* Description of the task: Reproduce the listing below word for word and line for line, omitting the pictures.
+++++
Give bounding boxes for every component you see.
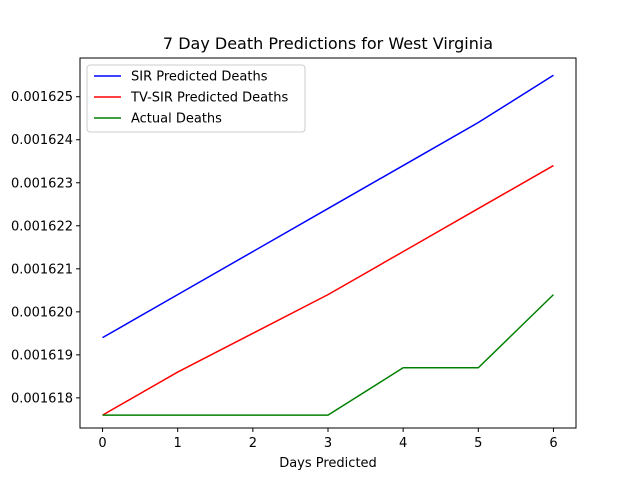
- y-tick-label: 0.001619: [11, 348, 73, 363]
- y-axis-ticks: 0.001618 0.001619 0.001620 0.001621 0.001622…: [11, 90, 80, 406]
- legend-label-2: Actual Deaths: [131, 112, 222, 127]
- y-tick-label: 0.001620: [11, 305, 73, 320]
- y-tick-label: 0.001622: [11, 219, 73, 234]
- x-tick-label: 2: [249, 436, 257, 451]
- x-tick-label: 0: [98, 436, 106, 451]
- plot-frame: [79, 57, 577, 429]
- x-tick-label: 4: [399, 436, 407, 451]
- chart-title: 7 Day Death Predictions for West Virgini…: [163, 34, 493, 53]
- series-layer: [102, 74, 554, 416]
- legend-label-0: SIR Predicted Deaths: [131, 70, 268, 85]
- y-tick-label: 0.001624: [11, 133, 73, 148]
- x-tick-label: 5: [474, 436, 482, 451]
- legend-box: [86, 64, 306, 133]
- x-tick-label: 1: [174, 436, 182, 451]
- legend: SIR Predicted Deaths TV-SIR Predicted Dea…: [86, 64, 306, 133]
- y-tick-label: 0.001625: [11, 90, 73, 105]
- x-axis-ticks: 0 1 2 3 4 5 6: [98, 428, 558, 451]
- y-tick-label: 0.001623: [11, 176, 73, 191]
- x-tick-label: 3: [324, 436, 332, 451]
- x-axis-label: Days Predicted: [279, 456, 377, 471]
- x-tick-label: 6: [549, 436, 557, 451]
- legend-label-1: TV-SIR Predicted Deaths: [130, 91, 288, 106]
- y-tick-label: 0.001618: [11, 391, 73, 406]
- y-tick-label: 0.001621: [11, 262, 73, 277]
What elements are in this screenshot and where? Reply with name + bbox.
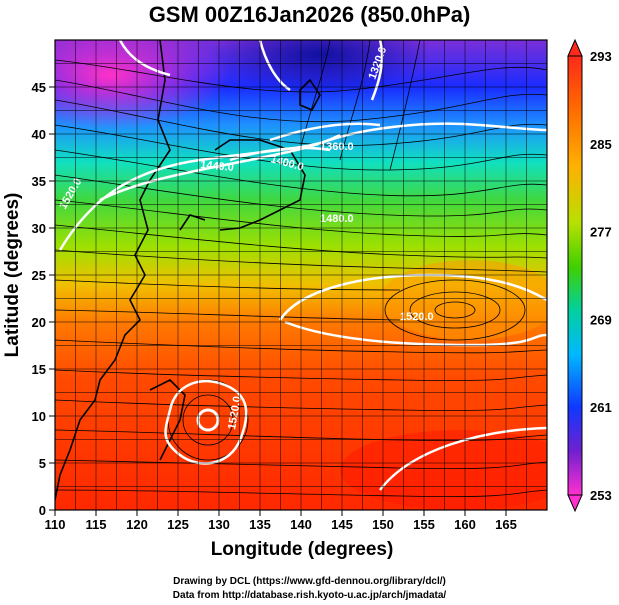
y-tick-label: 35 [32, 174, 46, 189]
grid-lines [55, 40, 547, 510]
credit-drawing: Drawing by DCL (https://www.gfd-dennou.o… [173, 576, 446, 587]
y-tick-label: 5 [39, 456, 46, 471]
colorbar: 293 285 277 269 261 253 [567, 38, 612, 513]
x-tick-label: 160 [454, 517, 476, 532]
y-tick-label: 20 [32, 315, 46, 330]
x-tick-label: 110 [45, 517, 66, 532]
y-tick-label: 30 [32, 221, 46, 236]
x-tick-label: 165 [495, 517, 517, 532]
y-tick-label: 25 [32, 268, 46, 283]
x-tick-label: 135 [249, 517, 271, 532]
x-tick-label: 150 [372, 517, 394, 532]
colorbar-label: 277 [590, 225, 612, 240]
y-tick-label: 45 [32, 80, 46, 95]
colorbar-bottom-arrow [567, 494, 583, 513]
cyclone-center [196, 408, 220, 432]
y-axis-label: Latitude (degrees) [2, 193, 23, 358]
wind-streamlines [55, 40, 547, 497]
colorbar-label: 253 [590, 488, 612, 503]
colorbar-label: 261 [590, 400, 612, 415]
x-tick-label: 130 [208, 517, 230, 532]
x-tick-label: 155 [413, 517, 435, 532]
colorbar-label: 293 [590, 49, 612, 64]
x-axis-label: Longitude (degrees) [211, 539, 394, 560]
credit-data: Data from http://database.rish.kyoto-u.a… [172, 590, 447, 601]
contour-label: 1360.0 [320, 141, 354, 153]
y-tick-label: 15 [32, 362, 46, 377]
contour-label: 1480.0 [320, 213, 354, 225]
y-tick-label: 40 [32, 127, 46, 142]
x-tick-label: 125 [167, 517, 189, 532]
y-tick-label: 10 [32, 409, 46, 424]
colorbar-top-arrow [567, 38, 583, 57]
height-contours [58, 40, 547, 491]
contour-label: 1520.0 [400, 311, 434, 323]
y-axis-ticks: 0 5 10 15 20 25 30 35 40 45 [32, 80, 55, 518]
colorbar-label: 285 [590, 137, 612, 152]
x-axis-ticks: 110 115 120 125 130 135 140 145 150 155 160 165 [45, 510, 517, 532]
x-tick-label: 120 [126, 517, 148, 532]
map-title: GSM 00Z16Jan2026 (850.0hPa) [148, 2, 471, 27]
y-tick-label: 0 [39, 503, 46, 518]
x-tick-label: 145 [331, 517, 353, 532]
colorbar-labels: 293 285 277 269 261 253 [590, 49, 612, 503]
colorbar-scale [567, 55, 583, 496]
colorbar-label: 269 [590, 312, 612, 327]
x-tick-label: 115 [86, 517, 107, 532]
x-tick-label: 140 [290, 517, 312, 532]
contour-label: 1440.0 [200, 159, 235, 174]
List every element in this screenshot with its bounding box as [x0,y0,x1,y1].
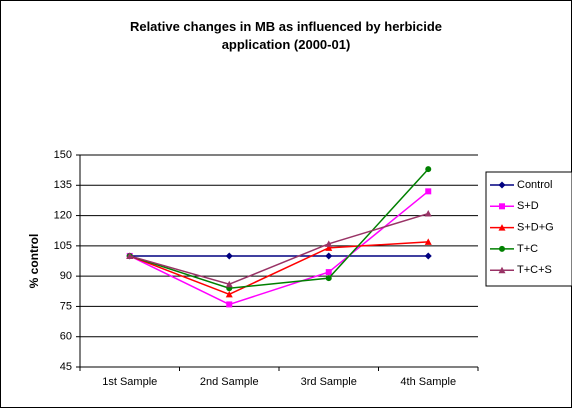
data-point [325,240,333,247]
legend-label: S+D+G [517,222,554,234]
series-line [129,168,429,290]
data-point [225,252,233,260]
y-axis-label: % control [27,234,41,289]
data-point [325,275,332,282]
series-line [129,212,429,286]
legend-label: Control [517,179,552,191]
legend-marker [499,245,505,252]
y-tick-label: 135 [54,179,72,191]
data-point [225,290,233,298]
x-tick-label: 3rd Sample [301,376,357,388]
y-tick-label: 105 [54,240,72,252]
data-point [424,252,432,260]
x-tick-label: 2nd Sample [200,376,259,388]
data-point [325,244,333,251]
x-tick-label: 4th Sample [400,376,456,388]
chart-title: Relative changes in MB as influenced by … [129,19,443,52]
y-tick-label: 45 [60,361,72,373]
legend-label: T+C+S [517,264,552,276]
legend-marker [498,266,506,274]
series-line [129,190,429,306]
y-tick-label: 60 [60,331,72,343]
y-tick-label: 75 [60,300,72,312]
legend-marker [498,181,506,189]
legend-label: S+D [517,200,539,212]
y-tick-label: 120 [54,209,72,221]
data-point [325,252,333,260]
y-tick-label: 90 [60,270,72,282]
data-point [424,238,432,245]
data-point [425,166,432,173]
x-tick-label: 1st Sample [102,376,157,388]
data-point [325,269,332,276]
data-point [424,210,432,217]
data-point [425,188,432,195]
data-point [226,301,233,308]
y-tick-label: 150 [54,149,72,161]
data-point [126,252,134,259]
legend-marker [498,224,506,231]
legend-label: T+C [517,243,538,255]
data-point [225,280,233,288]
series-line [129,241,429,296]
legend-marker [499,203,505,210]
+++++
* Exercise output:
Give bounding boxes for every component you see.
- y-tick-label: 0.001619: [11, 348, 73, 363]
- y-axis-ticks: 0.001618 0.001619 0.001620 0.001621 0.001622…: [11, 90, 80, 406]
- legend-label-2: Actual Deaths: [131, 112, 222, 127]
- y-tick-label: 0.001620: [11, 305, 73, 320]
- y-tick-label: 0.001622: [11, 219, 73, 234]
- x-tick-label: 2: [249, 436, 257, 451]
- x-tick-label: 0: [98, 436, 106, 451]
- plot-frame: [79, 57, 577, 429]
- x-tick-label: 4: [399, 436, 407, 451]
- chart-title: 7 Day Death Predictions for West Virgini…: [163, 34, 493, 53]
- series-layer: [102, 74, 554, 416]
- legend-label-0: SIR Predicted Deaths: [131, 70, 268, 85]
- y-tick-label: 0.001624: [11, 133, 73, 148]
- x-tick-label: 5: [474, 436, 482, 451]
- legend-box: [86, 64, 306, 133]
- x-tick-label: 1: [174, 436, 182, 451]
- legend: SIR Predicted Deaths TV-SIR Predicted Dea…: [86, 64, 306, 133]
- y-tick-label: 0.001625: [11, 90, 73, 105]
- x-axis-ticks: 0 1 2 3 4 5 6: [98, 428, 558, 451]
- y-tick-label: 0.001623: [11, 176, 73, 191]
- x-tick-label: 3: [324, 436, 332, 451]
- x-axis-label: Days Predicted: [279, 456, 377, 471]
- x-tick-label: 6: [549, 436, 557, 451]
- legend-label-1: TV-SIR Predicted Deaths: [130, 91, 288, 106]
- y-tick-label: 0.001618: [11, 391, 73, 406]
- y-tick-label: 0.001621: [11, 262, 73, 277]
What elements are in this screenshot and where? Reply with name + bbox.
y-tick-label: 35 [32, 174, 46, 189]
grid-lines [55, 40, 547, 510]
credit-drawing: Drawing by DCL (https://www.gfd-dennou.o… [173, 576, 446, 587]
y-tick-label: 5 [39, 456, 46, 471]
colorbar: 293 285 277 269 261 253 [567, 38, 612, 513]
x-tick-label: 160 [454, 517, 476, 532]
y-tick-label: 20 [32, 315, 46, 330]
x-tick-label: 110 [45, 517, 66, 532]
y-tick-label: 30 [32, 221, 46, 236]
x-tick-label: 165 [495, 517, 517, 532]
y-tick-label: 25 [32, 268, 46, 283]
x-tick-label: 135 [249, 517, 271, 532]
x-tick-label: 150 [372, 517, 394, 532]
colorbar-label: 277 [590, 225, 612, 240]
y-tick-label: 45 [32, 80, 46, 95]
colorbar-bottom-arrow [567, 494, 583, 513]
cyclone-center [196, 408, 220, 432]
y-axis-label: Latitude (degrees) [2, 193, 23, 358]
wind-streamlines [55, 40, 547, 497]
colorbar-label: 253 [590, 488, 612, 503]
colorbar-label: 261 [590, 400, 612, 415]
x-tick-label: 130 [208, 517, 230, 532]
x-tick-label: 155 [413, 517, 435, 532]
colorbar-label: 293 [590, 49, 612, 64]
x-axis-label: Longitude (degrees) [211, 539, 394, 560]
credit-data: Data from http://database.rish.kyoto-u.a… [172, 590, 447, 601]
contour-label: 1360.0 [320, 141, 354, 153]
y-tick-label: 15 [32, 362, 46, 377]
contour-label: 1480.0 [320, 213, 354, 225]
y-tick-label: 40 [32, 127, 46, 142]
x-tick-label: 125 [167, 517, 189, 532]
y-tick-label: 10 [32, 409, 46, 424]
colorbar-top-arrow [567, 38, 583, 57]
height-contours [58, 40, 547, 491]
contour-label: 1520.0 [400, 311, 434, 323]
y-axis-ticks: 0 5 10 15 20 25 30 35 40 45 [32, 80, 55, 518]
colorbar-label: 285 [590, 137, 612, 152]
x-axis-ticks: 110 115 120 125 130 135 140 145 150 155 160 165 [45, 510, 517, 532]
x-tick-label: 120 [126, 517, 148, 532]
map-title: GSM 00Z16Jan2026 (850.0hPa) [148, 2, 471, 27]
y-tick-label: 0 [39, 503, 46, 518]
x-tick-label: 145 [331, 517, 353, 532]
colorbar-labels: 293 285 277 269 261 253 [590, 49, 612, 503]
colorbar-scale [567, 55, 583, 496]
colorbar-label: 269 [590, 312, 612, 327]
x-tick-label: 115 [86, 517, 107, 532]
x-tick-label: 140 [290, 517, 312, 532]
contour-label: 1440.0 [200, 159, 235, 174]
List every element in this screenshot with its bounding box as [x0,y0,x1,y1].
data-point [325,240,333,247]
legend-label: S+D+G [517,222,554,234]
series-line [129,168,429,290]
data-point [225,252,233,260]
y-axis-label: % control [27,234,41,289]
data-point [325,275,332,282]
series-line [129,212,429,286]
legend-label: Control [517,179,552,191]
legend-marker [499,245,505,252]
y-tick-label: 135 [54,179,72,191]
data-point [225,290,233,298]
x-tick-label: 3rd Sample [301,376,357,388]
y-tick-label: 105 [54,240,72,252]
data-point [424,252,432,260]
x-tick-label: 2nd Sample [200,376,259,388]
data-point [325,244,333,251]
x-tick-label: 4th Sample [400,376,456,388]
chart-title: Relative changes in MB as influenced by … [129,19,443,52]
y-tick-label: 45 [60,361,72,373]
legend-label: T+C+S [517,264,552,276]
legend-marker [498,266,506,274]
series-line [129,190,429,306]
y-tick-label: 60 [60,331,72,343]
y-tick-label: 75 [60,300,72,312]
legend-marker [498,181,506,189]
legend-label: S+D [517,200,539,212]
y-tick-label: 120 [54,209,72,221]
data-point [325,252,333,260]
y-tick-label: 90 [60,270,72,282]
data-point [424,238,432,245]
data-point [425,166,432,173]
x-tick-label: 1st Sample [102,376,157,388]
data-point [325,269,332,276]
data-point [424,210,432,217]
data-point [425,188,432,195]
data-point [226,301,233,308]
y-tick-label: 150 [54,149,72,161]
data-point [126,252,134,259]
legend-marker [498,224,506,231]
legend-label: T+C [517,243,538,255]
data-point [225,280,233,288]
series-line [129,241,429,296]
legend-marker [499,203,505,210]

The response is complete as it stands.